TEXTE FOURNI
++++++++++
Tout était-il programmé dans la destruction des Juifs d’Europe ?

     Deux écoles d’historiens ont cherché à comprendre la manière dont s’était organisé le génocide des Juifs. Tous sont d’accord pour constater l’énormité des crimes commis, mais quel a été le rôle personnel de Hitler, quel a été le rôle des nazis ?    

Il y a les « intentionnalistes » qui pensent que le génocide était présent dès le premier programme de Hitler en 1919-1920 et d’autres, les « fonctionnalistes » qui pensent plutôt que tout cela s’est mis en place au fur et à mesure, parfois dans l’improvisation de la lutte entre des pouvoirs divers du système nazi.

Les «intentionnalistes»

     Pour un groupe considérable d’historiens, les questions sur l’émergence de la «solution finale» trouvent aisément leur réponse dans la rhétorique antisémite de Hitler qui, bien que prise à différents moments de sa carrière, reflète selon eux un objectif constant. Vu ainsi, Hitler apparait comme le moteur de la politique antisémite nazie, lui dont les opinions dénotent très tôt une ligne de pensée cohérente. Il est aussi considéré comme le seul stratège à avoir eu assez d’autorité et de détermination pour enclencher la réalisation de la «solution finale». Dans ce qui est peut-être l’ouvrage le plus lu sur ce sujet (La Guerre contre les Juifs), Lucy Dawidowicz soutient que le Führer préparait déjà le terrain de l’extermination de masse en septembre 1939, lors de l’invasion de la Pologne. « L’anéantissement des Juifs et la guerre étaient interdépendants, écrit-elle. Les désordres de la guerre fournissaient à Hitler la couverture nécessaire pour commettre des meurtres effrénés. De telles opérations demandaient une arène où les règles de morale et les codes de guerre habituels n’avaient plus cours. » Septembre 1939 vit donc se développer une «guerre double» : d’une part, une guerre de conquête ayant pour buts traditionnels la mainmise sur des matières premières et la création d’un empire; de l’autre, une «guerre contre les Juifs», la confrontation décisive avec le plus grand ennemi du Troisième Reich. Dans cette perspective, l’ordre d’enclencher l’extermination de masse à l’échelle européenne, lancé à la fin du printemps ou dans le courant de l’été 1941, découle directement des idées de Hitler sur les Juifs, idées qu’il exprimait déjà en 1919.
++++++++++
EXTRAIT DE DONNÉES
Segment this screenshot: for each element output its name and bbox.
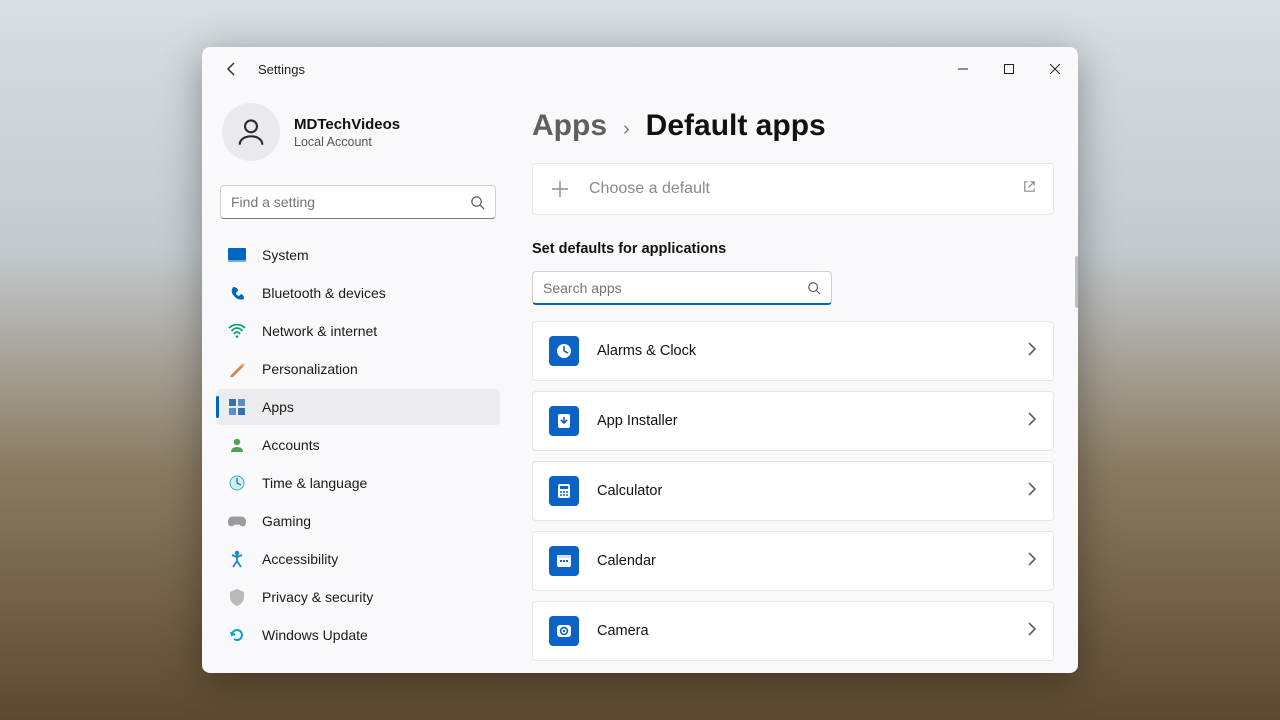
++++++++++
À FAIRE
a) D'après le texte fourni, à quel moment Lucy Dawidowicz estime-t-elle que le Führer préparait déjà le terrain de l'extermination de masse ?
b) Résumez le texte fourni en deux phrases.

CORRIGÉ
a) En septembre 1939, lors de l'invasion de la Pologne.

b) Deux écoles d'historiens s'opposent sur l'organisation du génocide des Juifs : les « intentionnalistes » pensent qu'il était présent dès le premier programme de Hitler en 1919-1920, tandis que les « fonctionnalistes » pensent qu'il s'est mis en place au fur et à mesure, parfois dans l'improvisation. Pour les intentionnalistes, dont Lucy Dawidowicz, Hitler fut le moteur de la politique antisémite nazie, et l'ordre d'extermination lancé en 1941 découle directement d'idées qu'il exprimait déjà en 1919.